- [Requirement] The listing below should be written out exactly; please include all of it.

- [Listed records]
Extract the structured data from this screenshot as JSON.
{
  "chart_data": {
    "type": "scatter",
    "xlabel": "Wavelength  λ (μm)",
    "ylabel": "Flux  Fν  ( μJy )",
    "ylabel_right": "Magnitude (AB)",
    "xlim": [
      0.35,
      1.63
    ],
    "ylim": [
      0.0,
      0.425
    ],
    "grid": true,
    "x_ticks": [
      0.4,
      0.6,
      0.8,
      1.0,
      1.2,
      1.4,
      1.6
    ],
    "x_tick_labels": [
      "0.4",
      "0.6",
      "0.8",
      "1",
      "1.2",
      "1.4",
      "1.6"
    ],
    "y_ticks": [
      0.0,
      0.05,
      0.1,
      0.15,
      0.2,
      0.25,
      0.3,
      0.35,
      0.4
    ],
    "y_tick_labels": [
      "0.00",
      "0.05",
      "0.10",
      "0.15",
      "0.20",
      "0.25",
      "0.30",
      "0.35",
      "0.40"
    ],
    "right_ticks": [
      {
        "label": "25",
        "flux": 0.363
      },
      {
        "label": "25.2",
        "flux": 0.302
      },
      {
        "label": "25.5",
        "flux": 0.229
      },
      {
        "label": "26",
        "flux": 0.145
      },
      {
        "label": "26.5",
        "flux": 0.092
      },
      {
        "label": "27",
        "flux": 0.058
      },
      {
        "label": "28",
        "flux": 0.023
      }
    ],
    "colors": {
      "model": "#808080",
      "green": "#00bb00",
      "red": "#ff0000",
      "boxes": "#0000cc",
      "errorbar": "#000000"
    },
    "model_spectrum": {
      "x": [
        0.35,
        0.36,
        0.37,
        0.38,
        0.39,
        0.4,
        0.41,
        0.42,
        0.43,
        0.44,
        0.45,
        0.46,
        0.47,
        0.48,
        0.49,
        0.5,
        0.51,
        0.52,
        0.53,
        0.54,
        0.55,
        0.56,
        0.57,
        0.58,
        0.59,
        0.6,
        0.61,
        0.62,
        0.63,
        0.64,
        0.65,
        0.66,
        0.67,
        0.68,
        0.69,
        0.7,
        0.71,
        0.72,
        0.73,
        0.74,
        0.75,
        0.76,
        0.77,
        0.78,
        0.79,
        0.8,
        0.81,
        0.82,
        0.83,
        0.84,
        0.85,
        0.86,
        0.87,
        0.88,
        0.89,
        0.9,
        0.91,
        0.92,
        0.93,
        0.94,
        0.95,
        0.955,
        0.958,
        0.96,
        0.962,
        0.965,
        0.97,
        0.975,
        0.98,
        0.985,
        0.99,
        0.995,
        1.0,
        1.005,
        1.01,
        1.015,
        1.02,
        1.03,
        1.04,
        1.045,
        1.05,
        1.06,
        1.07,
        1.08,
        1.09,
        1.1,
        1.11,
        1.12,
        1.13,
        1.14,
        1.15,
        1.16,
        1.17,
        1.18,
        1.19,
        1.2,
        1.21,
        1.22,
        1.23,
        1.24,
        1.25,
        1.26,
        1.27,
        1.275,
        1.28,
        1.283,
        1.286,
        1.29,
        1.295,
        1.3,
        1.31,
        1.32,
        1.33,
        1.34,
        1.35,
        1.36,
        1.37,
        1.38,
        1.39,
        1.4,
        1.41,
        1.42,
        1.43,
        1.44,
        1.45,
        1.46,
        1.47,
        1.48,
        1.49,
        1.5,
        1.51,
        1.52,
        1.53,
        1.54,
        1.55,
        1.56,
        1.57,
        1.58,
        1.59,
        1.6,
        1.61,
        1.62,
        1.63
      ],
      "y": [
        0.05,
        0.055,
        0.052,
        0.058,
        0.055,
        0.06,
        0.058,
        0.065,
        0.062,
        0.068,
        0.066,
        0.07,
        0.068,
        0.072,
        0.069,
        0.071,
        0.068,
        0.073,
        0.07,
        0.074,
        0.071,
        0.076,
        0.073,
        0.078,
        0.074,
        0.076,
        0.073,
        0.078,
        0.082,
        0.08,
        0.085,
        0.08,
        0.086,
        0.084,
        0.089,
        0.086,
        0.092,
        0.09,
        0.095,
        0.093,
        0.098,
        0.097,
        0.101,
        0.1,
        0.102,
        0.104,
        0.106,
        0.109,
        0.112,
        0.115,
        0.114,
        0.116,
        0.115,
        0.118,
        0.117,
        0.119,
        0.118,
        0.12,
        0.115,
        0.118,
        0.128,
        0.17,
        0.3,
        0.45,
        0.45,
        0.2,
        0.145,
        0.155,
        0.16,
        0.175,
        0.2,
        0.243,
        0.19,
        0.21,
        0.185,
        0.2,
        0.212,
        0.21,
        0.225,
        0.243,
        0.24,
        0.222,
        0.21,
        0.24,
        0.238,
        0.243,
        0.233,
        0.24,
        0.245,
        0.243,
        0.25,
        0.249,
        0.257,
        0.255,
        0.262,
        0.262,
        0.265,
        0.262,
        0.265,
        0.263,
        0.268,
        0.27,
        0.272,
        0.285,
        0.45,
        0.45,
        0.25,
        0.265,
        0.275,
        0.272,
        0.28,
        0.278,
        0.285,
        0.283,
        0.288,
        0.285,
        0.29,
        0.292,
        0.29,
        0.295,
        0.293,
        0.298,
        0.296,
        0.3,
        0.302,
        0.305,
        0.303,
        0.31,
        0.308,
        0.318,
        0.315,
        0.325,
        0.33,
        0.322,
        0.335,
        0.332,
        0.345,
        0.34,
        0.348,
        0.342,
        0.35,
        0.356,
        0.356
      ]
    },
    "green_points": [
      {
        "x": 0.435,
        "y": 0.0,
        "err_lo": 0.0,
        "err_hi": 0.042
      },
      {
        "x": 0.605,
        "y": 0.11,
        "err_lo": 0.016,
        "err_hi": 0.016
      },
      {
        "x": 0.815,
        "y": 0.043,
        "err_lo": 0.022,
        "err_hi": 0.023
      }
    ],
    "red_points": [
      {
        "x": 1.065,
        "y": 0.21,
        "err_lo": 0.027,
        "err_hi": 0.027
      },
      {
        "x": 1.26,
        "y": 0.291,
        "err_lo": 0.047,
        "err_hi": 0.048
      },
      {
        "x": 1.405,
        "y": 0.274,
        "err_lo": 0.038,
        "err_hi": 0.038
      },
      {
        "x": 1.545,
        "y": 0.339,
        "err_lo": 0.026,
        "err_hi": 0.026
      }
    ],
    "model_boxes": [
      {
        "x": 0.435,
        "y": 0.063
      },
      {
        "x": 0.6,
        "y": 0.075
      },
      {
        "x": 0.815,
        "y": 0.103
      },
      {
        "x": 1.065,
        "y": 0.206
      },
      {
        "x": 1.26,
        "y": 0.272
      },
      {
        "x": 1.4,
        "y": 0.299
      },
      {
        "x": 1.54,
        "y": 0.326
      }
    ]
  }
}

- [Complete response]
Extract the structured data from this screenshot as JSON.
{
  "chart_data": {
    "type": "scatter",
    "xlabel": "Wavelength  λ (μm)",
    "ylabel": "Flux  Fν  ( μJy )",
    "ylabel_right": "Magnitude (AB)",
    "xlim": [
      0.35,
      1.63
    ],
    "ylim": [
      0.0,
      0.425
    ],
    "grid": true,
    "x_ticks": [
      0.4,
      0.6,
      0.8,
      1.0,
      1.2,
      1.4,
      1.6
    ],
    "x_tick_labels": [
      "0.4",
      "0.6",
      "0.8",
      "1",
      "1.2",
      "1.4",
      "1.6"
    ],
    "y_ticks": [
      0.0,
      0.05,
      0.1,
      0.15,
      0.2,
      0.25,
      0.3,
      0.35,
      0.4
    ],
    "y_tick_labels": [
      "0.00",
      "0.05",
      "0.10",
      "0.15",
      "0.20",
      "0.25",
      "0.30",
      "0.35",
      "0.40"
    ],
    "right_ticks": [
      {
        "label": "25",
        "flux": 0.363
      },
      {
        "label": "25.2",
        "flux": 0.302
      },
      {
        "label": "25.5",
        "flux": 0.229
      },
      {
        "label": "26",
        "flux": 0.145
      },
      {
        "label": "26.5",
        "flux": 0.092
      },
      {
        "label": "27",
        "flux": 0.058
      },
      {
        "label": "28",
        "flux": 0.023
      }
    ],
    "colors": {
      "model": "#808080",
      "green": "#00bb00",
      "red": "#ff0000",
      "boxes": "#0000cc",
      "errorbar": "#000000"
    },
    "model_spectrum": {
      "x": [
        0.35,
        0.36,
        0.37,
        0.38,
        0.39,
        0.4,
        0.41,
        0.42,
        0.43,
        0.44,
        0.45,
        0.46,
        0.47,
        0.48,
        0.49,
        0.5,
        0.51,
        0.52,
        0.53,
        0.54,
        0.55,
        0.56,
        0.57,
        0.58,
        0.59,
        0.6,
        0.61,
        0.62,
        0.63,
        0.64,
        0.65,
        0.66,
        0.67,
        0.68,
        0.69,
        0.7,
        0.71,
        0.72,
        0.73,
        0.74,
        0.75,
        0.76,
        0.77,
        0.78,
        0.79,
        0.8,
        0.81,
        0.82,
        0.83,
        0.84,
        0.85,
        0.86,
        0.87,
        0.88,
        0.89,
        0.9,
        0.91,
        0.92,
        0.93,
        0.94,
        0.95,
        0.955,
        0.958,
        0.96,
        0.962,
        0.965,
        0.97,
        0.975,
        0.98,
        0.985,
        0.99,
        0.995,
        1.0,
        1.005,
        1.01,
        1.015,
        1.02,
        1.03,
        1.04,
        1.045,
        1.05,
        1.06,
        1.07,
        1.08,
        1.09,
        1.1,
        1.11,
        1.12,
        1.13,
        1.14,
        1.15,
        1.16,
        1.17,
        1.18,
        1.19,
        1.2,
        1.21,
        1.22,
        1.23,
        1.24,
        1.25,
        1.26,
        1.27,
        1.275,
        1.28,
        1.283,
        1.286,
        1.29,
        1.295,
        1.3,
        1.31,
        1.32,
        1.33,
        1.34,
        1.35,
        1.36,
        1.37,
        1.38,
        1.39,
        1.4,
        1.41,
        1.42,
        1.43,
        1.44,
        1.45,
        1.46,
        1.47,
        1.48,
        1.49,
        1.5,
        1.51,
        1.52,
        1.53,
        1.54,
        1.55,
        1.56,
        1.57,
        1.58,
        1.59,
        1.6,
        1.61,
        1.62,
        1.63
      ],
      "y": [
        0.05,
        0.055,
        0.052,
        0.058,
        0.055,
        0.06,
        0.058,
        0.065,
        0.062,
        0.068,
        0.066,
        0.07,
        0.068,
        0.072,
        0.069,
        0.071,
        0.068,
        0.073,
        0.07,
        0.074,
        0.071,
        0.076,
        0.073,
        0.078,
        0.074,
        0.076,
        0.073,
        0.078,
        0.082,
        0.08,
        0.085,
        0.08,
        0.086,
        0.084,
        0.089,
        0.086,
        0.092,
        0.09,
        0.095,
        0.093,
        0.098,
        0.097,
        0.101,
        0.1,
        0.102,
        0.104,
        0.106,
        0.109,
        0.112,
        0.115,
        0.114,
        0.116,
        0.115,
        0.118,
        0.117,
        0.119,
        0.118,
        0.12,
        0.115,
        0.118,
        0.128,
        0.17,
        0.3,
        0.45,
        0.45,
        0.2,
        0.145,
        0.155,
        0.16,
        0.175,
        0.2,
        0.243,
        0.19,
        0.21,
        0.185,
        0.2,
        0.212,
        0.21,
        0.225,
        0.243,
        0.24,
        0.222,
        0.21,
        0.24,
        0.238,
        0.243,
        0.233,
        0.24,
        0.245,
        0.243,
        0.25,
        0.249,
        0.257,
        0.255,
        0.262,
        0.262,
        0.265,
        0.262,
        0.265,
        0.263,
        0.268,
        0.27,
        0.272,
        0.285,
        0.45,
        0.45,
        0.25,
        0.265,
        0.275,
        0.272,
        0.28,
        0.278,
        0.285,
        0.283,
        0.288,
        0.285,
        0.29,
        0.292,
        0.29,
        0.295,
        0.293,
        0.298,
        0.296,
        0.3,
        0.302,
        0.305,
        0.303,
        0.31,
        0.308,
        0.318,
        0.315,
        0.325,
        0.33,
        0.322,
        0.335,
        0.332,
        0.345,
        0.34,
        0.348,
        0.342,
        0.35,
        0.356,
        0.356
      ]
    },
    "green_points": [
      {
        "x": 0.435,
        "y": 0.0,
        "err_lo": 0.0,
        "err_hi": 0.042
      },
      {
        "x": 0.605,
        "y": 0.11,
        "err_lo": 0.016,
        "err_hi": 0.016
      },
      {
        "x": 0.815,
        "y": 0.043,
        "err_lo": 0.022,
        "err_hi": 0.023
      }
    ],
    "red_points": [
      {
        "x": 1.065,
        "y": 0.21,
        "err_lo": 0.027,
        "err_hi": 0.027
      },
      {
        "x": 1.26,
        "y": 0.291,
        "err_lo": 0.047,
        "err_hi": 0.048
      },
      {
        "x": 1.405,
        "y": 0.274,
        "err_lo": 0.038,
        "err_hi": 0.038
      },
      {
        "x": 1.545,
        "y": 0.339,
        "err_lo": 0.026,
        "err_hi": 0.026
      }
    ],
    "model_boxes": [
      {
        "x": 0.435,
        "y": 0.063
      },
      {
        "x": 0.6,
        "y": 0.075
      },
      {
        "x": 0.815,
        "y": 0.103
      },
      {
        "x": 1.065,
        "y": 0.206
      },
      {
        "x": 1.26,
        "y": 0.272
      },
      {
        "x": 1.4,
        "y": 0.299
      },
      {
        "x": 1.54,
        "y": 0.326
      }
    ]
  }
}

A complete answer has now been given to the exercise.